→ **Source passage**
— START —
Prague Castle has always been the official seat and residence of Prague's rulers and is currently held by the Czech president. It has three courtyards and numerous gardens that are open to the public. Of the many buildings in the complex, St Vitus' Cathedral and the Old Royal Palace are not to be missed.
Apart from its prominence as the seat of the Archbishop of Prague, St Vitus' Cathedral is also the final resting place of numerous Bohemian kings. The gothic architecture is one of the many styles apparent in Prague Castle. Adding a Romanesque style is the Basilica of St George, which is the oldest church building in the complex.
Several museums can be found in Prague Castle including the National Gallery, which hosts a collection of Bohemian baroque and mannerism art; a Czech history exhibition; the Toy Museum; and a Prague Castle picture gallery in the New Royal Palace. Mythological frescoes that date back to the 17th century adorn the Lobkowicz Palace.
The Old Royal Palace was once the seat of Bohemian princes. The Czech Crown Jewels were hidden here during World War II to protect them from the air raids. Vladislav Hall, which is now the venue for presidential elections and state events, was once the largest secular hall in medieval Prague, where coronations, tournaments, and balls were held.
The Supreme Burgrave's House, which holds the Toy Museum in the northern wing, was historically the home of the highest official to the king—a post held only by the most prominent among the nobility. It was built with gothic architecture in the 13th century and was restored on several occasions, each time giving it a unique character. The Summer Shakespeare Festival takes place in the house's open court.
— END —
→ **Problems to solve**
A: In the Prague Castle passage, where were the Czech Crown Jewels hidden during World War II?
B: Quote the Prague Castle passage word for word, starting at "The Old Royal Palace was" and ending at "house's open court.".

→ **Dataset excerpts**
— START —
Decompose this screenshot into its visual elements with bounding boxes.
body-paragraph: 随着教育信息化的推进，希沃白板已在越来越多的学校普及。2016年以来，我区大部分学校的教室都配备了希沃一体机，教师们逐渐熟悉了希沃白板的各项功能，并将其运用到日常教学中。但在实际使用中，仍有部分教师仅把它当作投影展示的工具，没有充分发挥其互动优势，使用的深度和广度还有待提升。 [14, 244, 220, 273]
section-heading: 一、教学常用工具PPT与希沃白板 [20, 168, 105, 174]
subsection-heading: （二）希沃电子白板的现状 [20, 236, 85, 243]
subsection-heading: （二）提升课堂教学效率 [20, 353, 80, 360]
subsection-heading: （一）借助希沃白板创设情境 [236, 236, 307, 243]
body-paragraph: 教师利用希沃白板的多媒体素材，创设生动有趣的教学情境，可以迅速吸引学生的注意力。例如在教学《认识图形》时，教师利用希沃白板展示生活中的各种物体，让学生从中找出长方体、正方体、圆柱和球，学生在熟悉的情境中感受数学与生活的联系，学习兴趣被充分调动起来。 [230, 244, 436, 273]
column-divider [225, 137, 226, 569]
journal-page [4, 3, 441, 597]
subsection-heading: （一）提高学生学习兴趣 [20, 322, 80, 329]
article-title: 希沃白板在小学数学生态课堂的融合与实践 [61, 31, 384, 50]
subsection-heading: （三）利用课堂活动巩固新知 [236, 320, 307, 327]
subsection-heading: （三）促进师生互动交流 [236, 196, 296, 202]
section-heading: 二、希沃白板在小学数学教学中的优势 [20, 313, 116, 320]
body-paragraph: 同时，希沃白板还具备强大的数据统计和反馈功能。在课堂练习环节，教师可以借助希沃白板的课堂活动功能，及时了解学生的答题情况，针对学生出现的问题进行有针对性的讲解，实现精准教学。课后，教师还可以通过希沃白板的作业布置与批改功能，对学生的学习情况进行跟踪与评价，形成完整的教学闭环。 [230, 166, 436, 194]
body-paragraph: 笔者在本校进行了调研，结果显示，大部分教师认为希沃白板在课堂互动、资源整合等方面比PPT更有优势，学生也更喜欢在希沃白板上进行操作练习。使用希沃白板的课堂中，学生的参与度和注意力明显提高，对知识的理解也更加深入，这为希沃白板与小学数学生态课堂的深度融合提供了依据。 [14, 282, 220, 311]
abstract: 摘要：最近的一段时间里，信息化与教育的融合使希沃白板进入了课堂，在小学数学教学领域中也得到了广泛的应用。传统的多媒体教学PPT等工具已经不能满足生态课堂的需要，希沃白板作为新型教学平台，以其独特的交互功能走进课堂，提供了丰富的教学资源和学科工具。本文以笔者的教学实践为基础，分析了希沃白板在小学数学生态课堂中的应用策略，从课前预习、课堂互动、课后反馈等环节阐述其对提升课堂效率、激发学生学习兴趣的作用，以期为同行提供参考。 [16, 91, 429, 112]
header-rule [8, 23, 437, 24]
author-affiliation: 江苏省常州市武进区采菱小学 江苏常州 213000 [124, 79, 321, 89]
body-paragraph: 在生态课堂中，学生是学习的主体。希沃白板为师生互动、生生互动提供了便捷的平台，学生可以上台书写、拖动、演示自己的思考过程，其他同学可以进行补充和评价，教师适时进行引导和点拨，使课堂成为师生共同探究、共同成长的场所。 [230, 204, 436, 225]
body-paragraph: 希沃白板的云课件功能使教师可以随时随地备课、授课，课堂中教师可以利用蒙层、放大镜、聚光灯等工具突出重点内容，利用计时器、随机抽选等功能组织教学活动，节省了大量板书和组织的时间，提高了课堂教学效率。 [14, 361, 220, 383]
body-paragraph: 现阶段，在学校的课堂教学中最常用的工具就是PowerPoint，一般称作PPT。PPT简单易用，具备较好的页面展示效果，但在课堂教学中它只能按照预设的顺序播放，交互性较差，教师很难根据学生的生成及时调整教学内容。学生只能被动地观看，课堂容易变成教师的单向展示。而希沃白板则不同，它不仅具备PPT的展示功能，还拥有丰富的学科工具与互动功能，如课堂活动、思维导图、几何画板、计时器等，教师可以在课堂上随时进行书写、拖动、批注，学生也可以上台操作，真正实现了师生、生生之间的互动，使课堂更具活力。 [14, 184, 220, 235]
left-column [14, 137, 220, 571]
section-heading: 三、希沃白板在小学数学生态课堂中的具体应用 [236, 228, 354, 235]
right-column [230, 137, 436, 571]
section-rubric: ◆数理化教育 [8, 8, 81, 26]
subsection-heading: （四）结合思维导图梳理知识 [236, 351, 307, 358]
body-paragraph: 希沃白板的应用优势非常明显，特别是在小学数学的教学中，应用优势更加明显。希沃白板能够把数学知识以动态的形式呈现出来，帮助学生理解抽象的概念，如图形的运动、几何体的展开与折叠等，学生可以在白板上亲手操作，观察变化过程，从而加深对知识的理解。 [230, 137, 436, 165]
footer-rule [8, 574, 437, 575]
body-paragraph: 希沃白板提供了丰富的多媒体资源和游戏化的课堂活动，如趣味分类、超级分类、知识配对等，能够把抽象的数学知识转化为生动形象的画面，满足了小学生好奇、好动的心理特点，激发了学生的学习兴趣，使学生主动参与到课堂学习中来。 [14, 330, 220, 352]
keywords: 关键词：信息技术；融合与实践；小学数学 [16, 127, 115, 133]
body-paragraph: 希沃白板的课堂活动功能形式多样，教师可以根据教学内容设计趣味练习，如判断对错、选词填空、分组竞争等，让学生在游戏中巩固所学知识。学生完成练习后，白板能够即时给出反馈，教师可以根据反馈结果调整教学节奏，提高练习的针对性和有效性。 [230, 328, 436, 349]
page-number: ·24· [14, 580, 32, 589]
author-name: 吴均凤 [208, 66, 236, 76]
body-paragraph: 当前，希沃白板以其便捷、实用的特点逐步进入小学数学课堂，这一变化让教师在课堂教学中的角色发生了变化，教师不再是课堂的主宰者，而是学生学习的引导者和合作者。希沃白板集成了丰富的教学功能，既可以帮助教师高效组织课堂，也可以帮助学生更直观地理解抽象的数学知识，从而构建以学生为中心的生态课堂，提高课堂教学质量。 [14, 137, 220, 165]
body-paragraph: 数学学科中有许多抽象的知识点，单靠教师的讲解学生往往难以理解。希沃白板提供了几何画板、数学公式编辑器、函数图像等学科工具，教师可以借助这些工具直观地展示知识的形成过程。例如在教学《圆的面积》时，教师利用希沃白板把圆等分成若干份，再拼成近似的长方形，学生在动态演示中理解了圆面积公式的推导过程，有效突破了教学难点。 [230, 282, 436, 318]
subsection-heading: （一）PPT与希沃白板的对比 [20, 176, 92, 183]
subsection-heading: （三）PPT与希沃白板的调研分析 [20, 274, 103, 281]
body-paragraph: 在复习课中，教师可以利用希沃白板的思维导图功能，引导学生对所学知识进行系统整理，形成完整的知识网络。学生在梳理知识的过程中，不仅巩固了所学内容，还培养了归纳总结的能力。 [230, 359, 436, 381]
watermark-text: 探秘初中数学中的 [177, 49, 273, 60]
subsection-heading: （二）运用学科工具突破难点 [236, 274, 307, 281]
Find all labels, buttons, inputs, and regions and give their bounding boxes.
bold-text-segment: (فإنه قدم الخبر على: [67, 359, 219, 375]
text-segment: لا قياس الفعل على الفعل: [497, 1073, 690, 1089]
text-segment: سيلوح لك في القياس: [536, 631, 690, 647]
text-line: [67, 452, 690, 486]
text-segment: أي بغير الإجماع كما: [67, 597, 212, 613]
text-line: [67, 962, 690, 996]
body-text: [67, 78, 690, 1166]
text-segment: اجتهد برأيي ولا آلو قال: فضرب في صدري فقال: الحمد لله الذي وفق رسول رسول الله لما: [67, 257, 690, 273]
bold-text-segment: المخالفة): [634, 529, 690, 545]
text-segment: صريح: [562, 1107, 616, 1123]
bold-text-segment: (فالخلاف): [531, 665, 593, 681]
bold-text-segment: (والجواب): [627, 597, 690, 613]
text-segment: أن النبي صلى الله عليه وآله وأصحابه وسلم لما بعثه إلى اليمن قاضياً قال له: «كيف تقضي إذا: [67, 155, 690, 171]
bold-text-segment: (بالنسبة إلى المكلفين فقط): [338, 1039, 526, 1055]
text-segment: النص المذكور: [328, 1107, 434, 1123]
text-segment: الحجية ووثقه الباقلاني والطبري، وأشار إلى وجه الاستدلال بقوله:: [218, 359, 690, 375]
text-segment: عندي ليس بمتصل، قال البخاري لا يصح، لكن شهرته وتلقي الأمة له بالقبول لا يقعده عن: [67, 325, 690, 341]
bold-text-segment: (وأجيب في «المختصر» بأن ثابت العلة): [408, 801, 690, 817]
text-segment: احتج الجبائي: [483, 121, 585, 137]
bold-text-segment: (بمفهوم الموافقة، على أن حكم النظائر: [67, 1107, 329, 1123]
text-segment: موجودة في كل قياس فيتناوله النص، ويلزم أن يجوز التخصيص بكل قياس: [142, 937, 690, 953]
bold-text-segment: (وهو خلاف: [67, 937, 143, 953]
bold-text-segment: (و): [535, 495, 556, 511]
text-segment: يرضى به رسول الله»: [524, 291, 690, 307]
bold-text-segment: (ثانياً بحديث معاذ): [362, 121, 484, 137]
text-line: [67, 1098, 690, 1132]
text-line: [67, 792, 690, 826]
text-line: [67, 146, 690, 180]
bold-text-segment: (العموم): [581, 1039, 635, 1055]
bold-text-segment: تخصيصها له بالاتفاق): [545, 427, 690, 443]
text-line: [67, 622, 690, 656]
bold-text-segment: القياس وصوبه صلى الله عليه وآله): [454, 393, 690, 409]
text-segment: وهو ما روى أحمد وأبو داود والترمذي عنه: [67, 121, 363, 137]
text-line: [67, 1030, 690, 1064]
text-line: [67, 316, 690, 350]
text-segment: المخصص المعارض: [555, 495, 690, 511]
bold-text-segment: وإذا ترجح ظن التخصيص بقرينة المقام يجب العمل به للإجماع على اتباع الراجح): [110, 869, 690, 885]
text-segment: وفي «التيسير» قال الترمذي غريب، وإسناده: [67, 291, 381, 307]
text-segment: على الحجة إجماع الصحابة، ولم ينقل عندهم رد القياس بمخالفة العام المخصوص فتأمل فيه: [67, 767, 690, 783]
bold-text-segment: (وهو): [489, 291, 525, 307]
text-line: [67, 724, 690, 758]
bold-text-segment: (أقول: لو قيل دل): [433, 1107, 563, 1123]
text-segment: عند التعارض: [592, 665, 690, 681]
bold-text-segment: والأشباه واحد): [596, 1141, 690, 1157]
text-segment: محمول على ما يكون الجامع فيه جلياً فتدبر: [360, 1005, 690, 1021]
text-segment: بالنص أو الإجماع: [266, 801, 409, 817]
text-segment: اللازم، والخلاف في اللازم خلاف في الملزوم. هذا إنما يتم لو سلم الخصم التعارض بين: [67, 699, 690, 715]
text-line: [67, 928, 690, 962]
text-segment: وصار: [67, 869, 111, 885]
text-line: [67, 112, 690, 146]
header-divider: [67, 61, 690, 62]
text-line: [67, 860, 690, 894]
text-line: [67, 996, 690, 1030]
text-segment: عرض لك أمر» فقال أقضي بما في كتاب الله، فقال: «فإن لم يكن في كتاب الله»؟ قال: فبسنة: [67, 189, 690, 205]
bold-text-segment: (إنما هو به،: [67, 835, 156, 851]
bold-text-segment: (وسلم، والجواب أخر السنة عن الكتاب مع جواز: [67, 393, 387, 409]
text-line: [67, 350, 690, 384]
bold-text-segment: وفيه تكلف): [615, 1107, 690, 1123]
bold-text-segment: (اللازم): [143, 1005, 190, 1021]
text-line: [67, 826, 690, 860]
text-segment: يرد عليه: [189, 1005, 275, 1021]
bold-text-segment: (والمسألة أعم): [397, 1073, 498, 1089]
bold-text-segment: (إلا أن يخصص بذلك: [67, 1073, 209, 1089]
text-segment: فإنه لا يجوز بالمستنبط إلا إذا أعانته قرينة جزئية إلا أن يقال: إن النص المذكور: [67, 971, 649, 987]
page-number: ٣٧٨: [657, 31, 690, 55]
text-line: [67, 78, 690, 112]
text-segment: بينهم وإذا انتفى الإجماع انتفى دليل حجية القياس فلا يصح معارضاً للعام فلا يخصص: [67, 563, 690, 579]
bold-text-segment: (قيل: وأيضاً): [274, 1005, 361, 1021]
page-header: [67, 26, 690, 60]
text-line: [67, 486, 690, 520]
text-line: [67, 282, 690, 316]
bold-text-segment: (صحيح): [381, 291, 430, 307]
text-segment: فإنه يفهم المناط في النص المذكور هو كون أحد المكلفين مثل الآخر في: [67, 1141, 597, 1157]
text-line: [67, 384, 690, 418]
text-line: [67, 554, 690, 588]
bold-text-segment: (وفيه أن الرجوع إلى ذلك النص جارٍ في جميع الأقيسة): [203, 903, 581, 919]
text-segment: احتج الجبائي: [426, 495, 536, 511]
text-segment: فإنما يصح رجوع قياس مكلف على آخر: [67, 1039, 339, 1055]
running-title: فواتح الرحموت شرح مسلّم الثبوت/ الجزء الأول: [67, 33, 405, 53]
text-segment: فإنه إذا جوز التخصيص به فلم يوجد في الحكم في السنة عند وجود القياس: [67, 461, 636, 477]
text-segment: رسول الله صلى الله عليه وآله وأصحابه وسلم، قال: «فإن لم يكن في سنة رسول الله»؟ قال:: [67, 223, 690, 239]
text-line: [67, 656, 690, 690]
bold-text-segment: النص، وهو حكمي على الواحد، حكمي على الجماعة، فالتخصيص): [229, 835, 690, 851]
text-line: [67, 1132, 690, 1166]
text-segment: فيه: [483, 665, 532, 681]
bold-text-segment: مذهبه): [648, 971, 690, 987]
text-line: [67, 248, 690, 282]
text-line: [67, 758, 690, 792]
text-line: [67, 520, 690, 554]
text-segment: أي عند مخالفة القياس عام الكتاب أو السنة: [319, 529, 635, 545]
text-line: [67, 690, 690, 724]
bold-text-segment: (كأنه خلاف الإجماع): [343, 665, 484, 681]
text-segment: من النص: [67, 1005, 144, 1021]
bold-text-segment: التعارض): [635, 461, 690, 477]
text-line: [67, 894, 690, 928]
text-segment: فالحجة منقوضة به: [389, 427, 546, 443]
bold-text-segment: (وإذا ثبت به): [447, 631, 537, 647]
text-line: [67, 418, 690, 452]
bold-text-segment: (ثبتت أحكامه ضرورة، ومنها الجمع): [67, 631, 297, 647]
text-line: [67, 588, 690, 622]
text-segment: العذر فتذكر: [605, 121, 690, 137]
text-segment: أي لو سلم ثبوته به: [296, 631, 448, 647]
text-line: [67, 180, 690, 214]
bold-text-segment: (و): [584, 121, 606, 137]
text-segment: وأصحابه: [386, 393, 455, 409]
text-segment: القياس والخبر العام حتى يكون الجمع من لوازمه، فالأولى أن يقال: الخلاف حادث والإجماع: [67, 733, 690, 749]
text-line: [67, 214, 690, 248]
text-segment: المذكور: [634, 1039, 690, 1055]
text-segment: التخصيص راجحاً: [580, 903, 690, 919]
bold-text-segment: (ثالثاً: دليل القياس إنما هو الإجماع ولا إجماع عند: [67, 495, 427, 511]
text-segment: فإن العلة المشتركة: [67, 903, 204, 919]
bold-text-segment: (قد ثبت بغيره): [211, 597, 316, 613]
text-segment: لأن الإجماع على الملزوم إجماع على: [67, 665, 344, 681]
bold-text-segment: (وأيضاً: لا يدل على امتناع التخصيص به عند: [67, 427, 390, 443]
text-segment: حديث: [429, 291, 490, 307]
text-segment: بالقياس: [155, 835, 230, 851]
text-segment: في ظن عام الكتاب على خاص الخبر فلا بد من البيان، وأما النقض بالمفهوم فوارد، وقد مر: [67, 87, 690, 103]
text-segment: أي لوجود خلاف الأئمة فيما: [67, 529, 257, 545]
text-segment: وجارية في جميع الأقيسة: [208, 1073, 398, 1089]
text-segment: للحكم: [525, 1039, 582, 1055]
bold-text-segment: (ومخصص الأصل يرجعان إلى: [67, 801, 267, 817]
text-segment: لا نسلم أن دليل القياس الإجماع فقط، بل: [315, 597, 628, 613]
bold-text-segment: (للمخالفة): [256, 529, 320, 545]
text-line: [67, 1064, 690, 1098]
— END —
→ **Answers for this exercise**
A: In the Old Royal Palace.

B:
The Old Royal Palace was once the seat of Bohemian princes. The Czech Crown Jewels were hidden here during World War II to protect them from the air raids. Vladislav Hall, which is now the venue for presidential elections and state events, was once the largest secular hall in medieval Prague, where coronations, tournaments, and balls were held.
The Supreme Burgrave's House, which holds the Toy Museum in the northern wing, was historically the home of the highest official to the king—a post held only by the most prominent among the nobility. It was built with gothic architecture in the 13th century and was restored on several occasions, each time giving it a unique character. The Summer Shakespeare Festival takes place in the house's open court.